(Your goal) Turn every line of the rows below into a JSON list of strings, one string per line, skipping blank lines and leaving out the pictures.
## begin
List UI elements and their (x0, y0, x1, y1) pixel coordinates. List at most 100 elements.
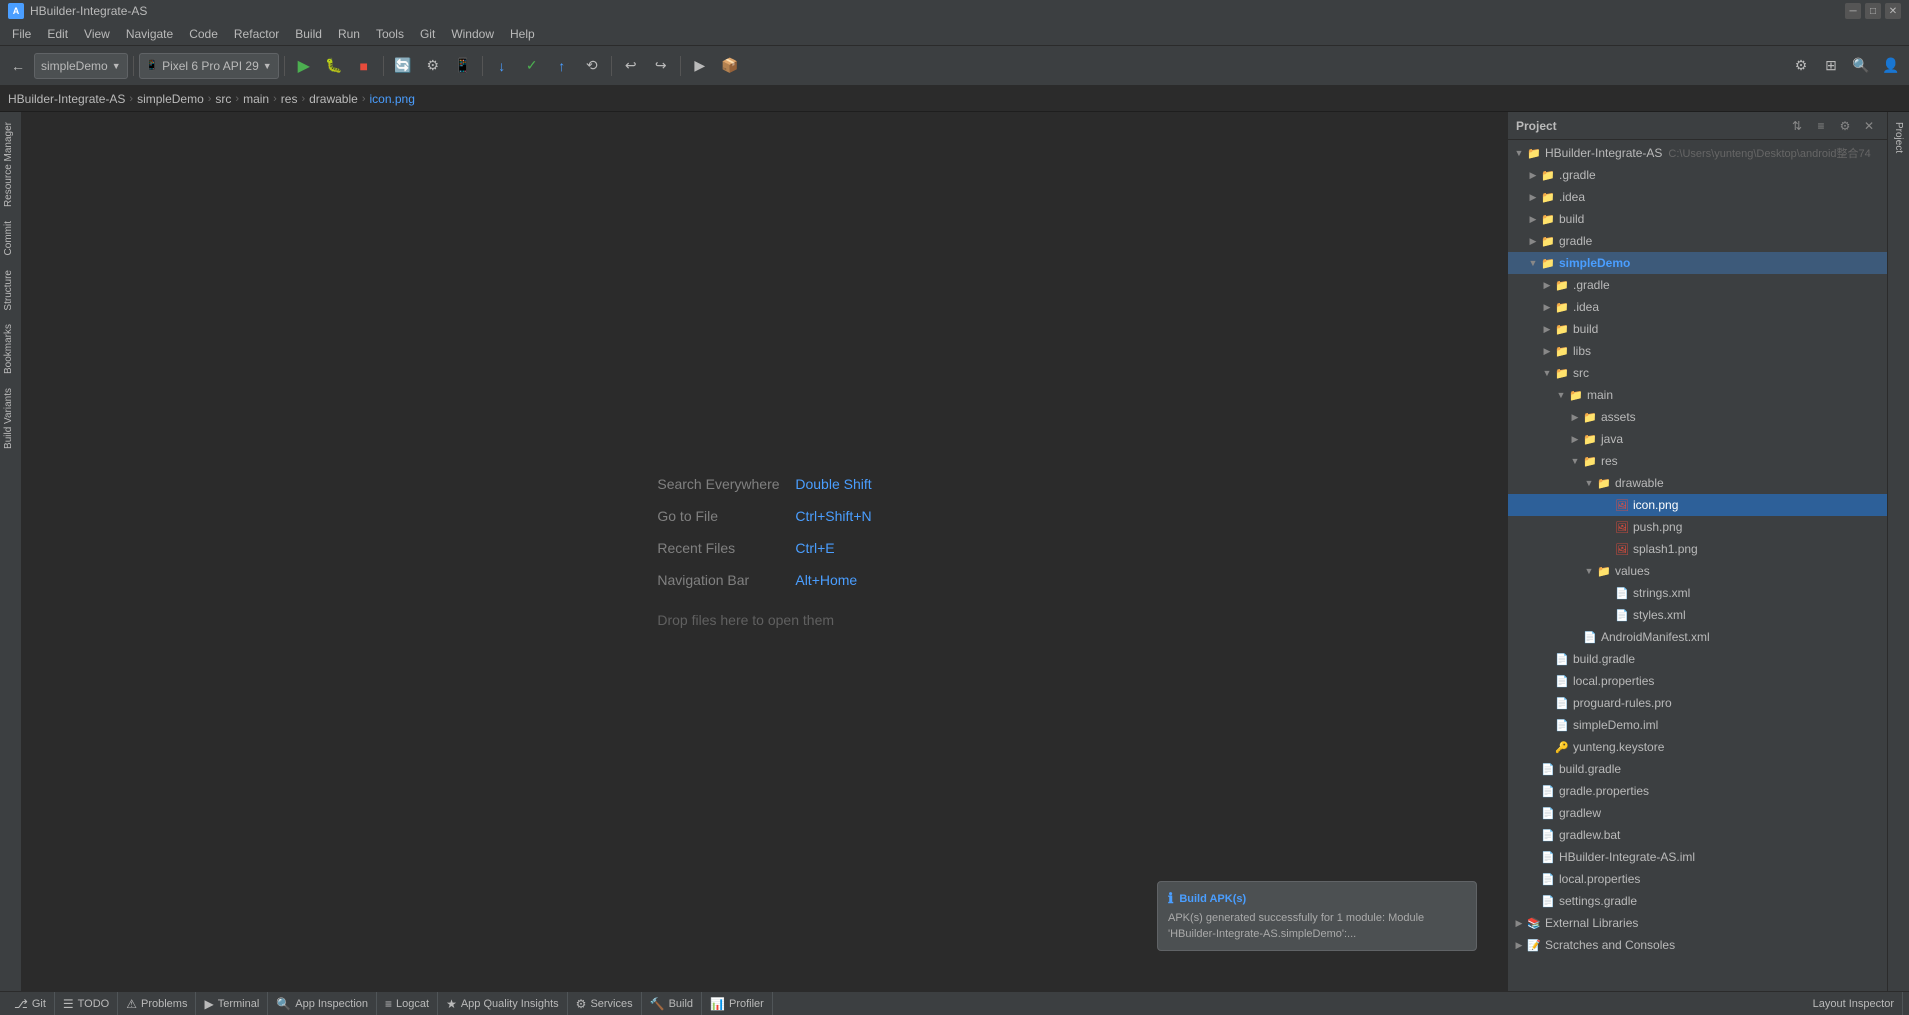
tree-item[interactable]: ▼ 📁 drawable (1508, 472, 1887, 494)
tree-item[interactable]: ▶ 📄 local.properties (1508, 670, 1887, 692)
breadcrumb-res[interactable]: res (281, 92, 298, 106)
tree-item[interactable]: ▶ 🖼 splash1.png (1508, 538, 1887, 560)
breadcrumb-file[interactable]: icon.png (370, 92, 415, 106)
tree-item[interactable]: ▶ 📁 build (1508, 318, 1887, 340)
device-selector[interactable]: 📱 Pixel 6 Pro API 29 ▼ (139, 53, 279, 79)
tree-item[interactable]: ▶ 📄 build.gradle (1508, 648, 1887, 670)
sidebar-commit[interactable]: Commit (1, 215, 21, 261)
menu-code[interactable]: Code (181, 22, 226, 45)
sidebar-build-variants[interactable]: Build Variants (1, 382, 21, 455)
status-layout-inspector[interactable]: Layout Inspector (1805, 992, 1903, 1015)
## end
(The completed task)
[
  "List UI elements and their (x0, y0, x1, y1) pixel coordinates. List at most 100 elements.",
  "tree-item[interactable]: ▼ 📁 drawable (1508, 472, 1887, 494)",
  "tree-item[interactable]: ▶ 📄 local.properties (1508, 670, 1887, 692)",
  "breadcrumb-res[interactable]: res (281, 92, 298, 106)",
  "tree-item[interactable]: ▶ 🖼 splash1.png (1508, 538, 1887, 560)",
  "breadcrumb-file[interactable]: icon.png (370, 92, 415, 106)",
  "tree-item[interactable]: ▶ 📁 build (1508, 318, 1887, 340)",
  "device-selector[interactable]: 📱 Pixel 6 Pro API 29 ▼ (139, 53, 279, 79)",
  "tree-item[interactable]: ▶ 📄 build.gradle (1508, 648, 1887, 670)",
  "sidebar-commit[interactable]: Commit (1, 215, 21, 261)",
  "menu-code[interactable]: Code (181, 22, 226, 45)",
  "sidebar-build-variants[interactable]: Build Variants (1, 382, 21, 455)",
  "status-layout-inspector[interactable]: Layout Inspector (1805, 992, 1903, 1015)"
]